Exercise description:
Write the entries below out again exactly; any picture in them stays out.
======== Supplied data
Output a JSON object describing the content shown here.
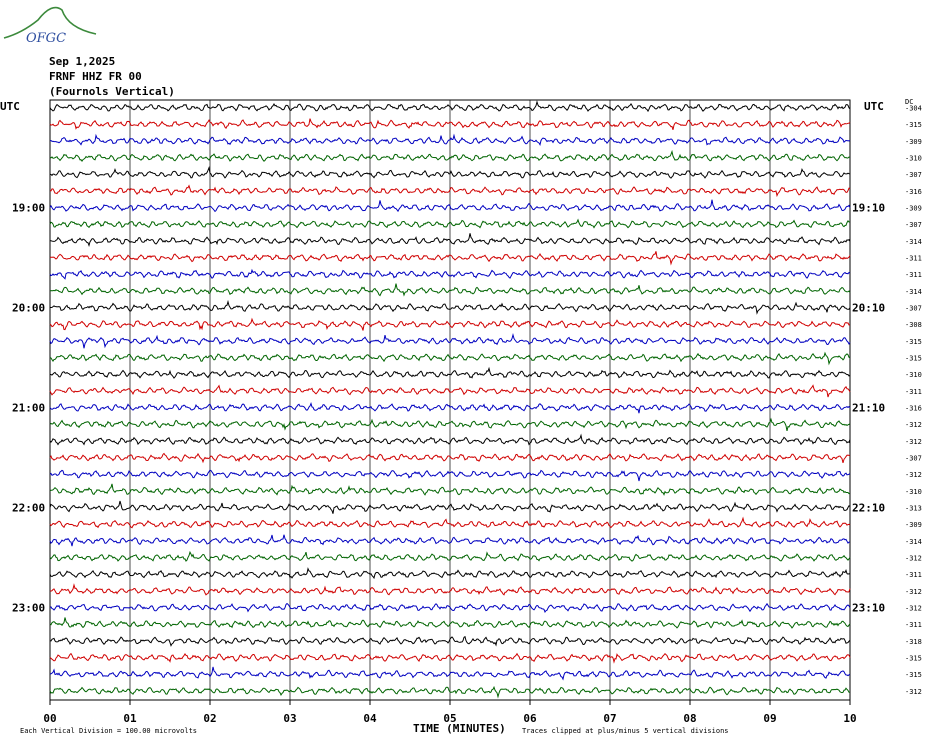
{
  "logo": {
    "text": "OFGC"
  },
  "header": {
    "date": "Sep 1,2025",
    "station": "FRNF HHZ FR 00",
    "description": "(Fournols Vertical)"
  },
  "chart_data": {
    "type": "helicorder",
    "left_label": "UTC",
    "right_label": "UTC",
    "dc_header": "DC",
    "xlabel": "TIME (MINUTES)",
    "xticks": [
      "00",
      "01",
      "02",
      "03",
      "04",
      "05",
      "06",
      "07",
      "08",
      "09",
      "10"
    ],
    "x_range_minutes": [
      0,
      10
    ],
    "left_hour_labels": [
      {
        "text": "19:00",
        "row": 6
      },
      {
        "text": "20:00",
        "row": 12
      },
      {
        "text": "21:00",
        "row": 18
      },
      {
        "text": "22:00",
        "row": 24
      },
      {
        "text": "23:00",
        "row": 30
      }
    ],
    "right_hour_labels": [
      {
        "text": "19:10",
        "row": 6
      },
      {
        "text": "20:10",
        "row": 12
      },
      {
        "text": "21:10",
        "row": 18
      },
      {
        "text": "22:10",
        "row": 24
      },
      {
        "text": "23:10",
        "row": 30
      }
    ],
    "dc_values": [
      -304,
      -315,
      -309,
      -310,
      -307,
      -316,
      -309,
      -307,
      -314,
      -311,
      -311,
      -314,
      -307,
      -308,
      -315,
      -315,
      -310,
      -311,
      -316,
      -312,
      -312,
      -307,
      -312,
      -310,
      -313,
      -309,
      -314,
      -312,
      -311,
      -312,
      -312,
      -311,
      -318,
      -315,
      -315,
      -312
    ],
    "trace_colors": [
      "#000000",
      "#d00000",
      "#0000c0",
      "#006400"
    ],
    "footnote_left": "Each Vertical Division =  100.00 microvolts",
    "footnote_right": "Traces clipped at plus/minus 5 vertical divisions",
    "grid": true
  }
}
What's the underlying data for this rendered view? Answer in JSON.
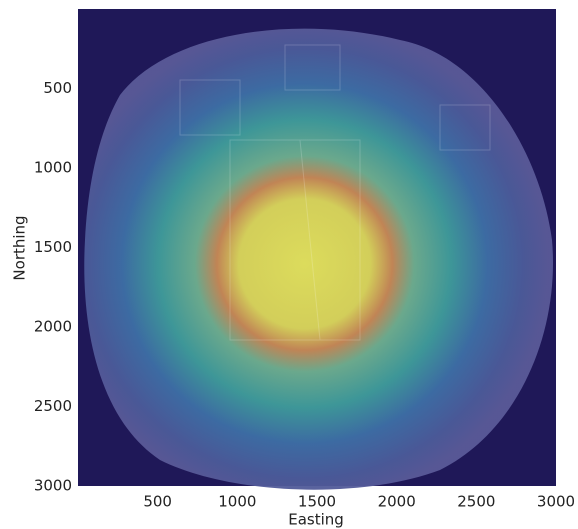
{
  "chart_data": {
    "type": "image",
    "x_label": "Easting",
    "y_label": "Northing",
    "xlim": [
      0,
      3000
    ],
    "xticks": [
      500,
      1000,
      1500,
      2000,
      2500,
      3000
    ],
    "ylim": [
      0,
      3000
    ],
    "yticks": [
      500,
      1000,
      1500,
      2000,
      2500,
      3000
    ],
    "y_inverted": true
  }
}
================
Right answer:
Output a JSON object describing the content shown here.
{
  "logo": {
    "text": "OFGC"
  },
  "header": {
    "date": "Sep 1,2025",
    "station": "FRNF HHZ FR 00",
    "description": "(Fournols Vertical)"
  },
  "chart_data": {
    "type": "helicorder",
    "left_label": "UTC",
    "right_label": "UTC",
    "dc_header": "DC",
    "xlabel": "TIME (MINUTES)",
    "xticks": [
      "00",
      "01",
      "02",
      "03",
      "04",
      "05",
      "06",
      "07",
      "08",
      "09",
      "10"
    ],
    "x_range_minutes": [
      0,
      10
    ],
    "left_hour_labels": [
      {
        "text": "19:00",
        "row": 6
      },
      {
        "text": "20:00",
        "row": 12
      },
      {
        "text": "21:00",
        "row": 18
      },
      {
        "text": "22:00",
        "row": 24
      },
      {
        "text": "23:00",
        "row": 30
      }
    ],
    "right_hour_labels": [
      {
        "text": "19:10",
        "row": 6
      },
      {
        "text": "20:10",
        "row": 12
      },
      {
        "text": "21:10",
        "row": 18
      },
      {
        "text": "22:10",
        "row": 24
      },
      {
        "text": "23:10",
        "row": 30
      }
    ],
    "dc_values": [
      -304,
      -315,
      -309,
      -310,
      -307,
      -316,
      -309,
      -307,
      -314,
      -311,
      -311,
      -314,
      -307,
      -308,
      -315,
      -315,
      -310,
      -311,
      -316,
      -312,
      -312,
      -307,
      -312,
      -310,
      -313,
      -309,
      -314,
      -312,
      -311,
      -312,
      -312,
      -311,
      -318,
      -315,
      -315,
      -312
    ],
    "trace_colors": [
      "#000000",
      "#d00000",
      "#0000c0",
      "#006400"
    ],
    "footnote_left": "Each Vertical Division =  100.00 microvolts",
    "footnote_right": "Traces clipped at plus/minus 5 vertical divisions",
    "grid": true
  }
}
What's the underlying data for this rendered view? Answer in JSON.
{
  "chart_data": {
    "type": "image",
    "x_label": "Easting",
    "y_label": "Northing",
    "xlim": [
      0,
      3000
    ],
    "xticks": [
      500,
      1000,
      1500,
      2000,
      2500,
      3000
    ],
    "ylim": [
      0,
      3000
    ],
    "yticks": [
      500,
      1000,
      1500,
      2000,
      2500,
      3000
    ],
    "y_inverted": true
  }
}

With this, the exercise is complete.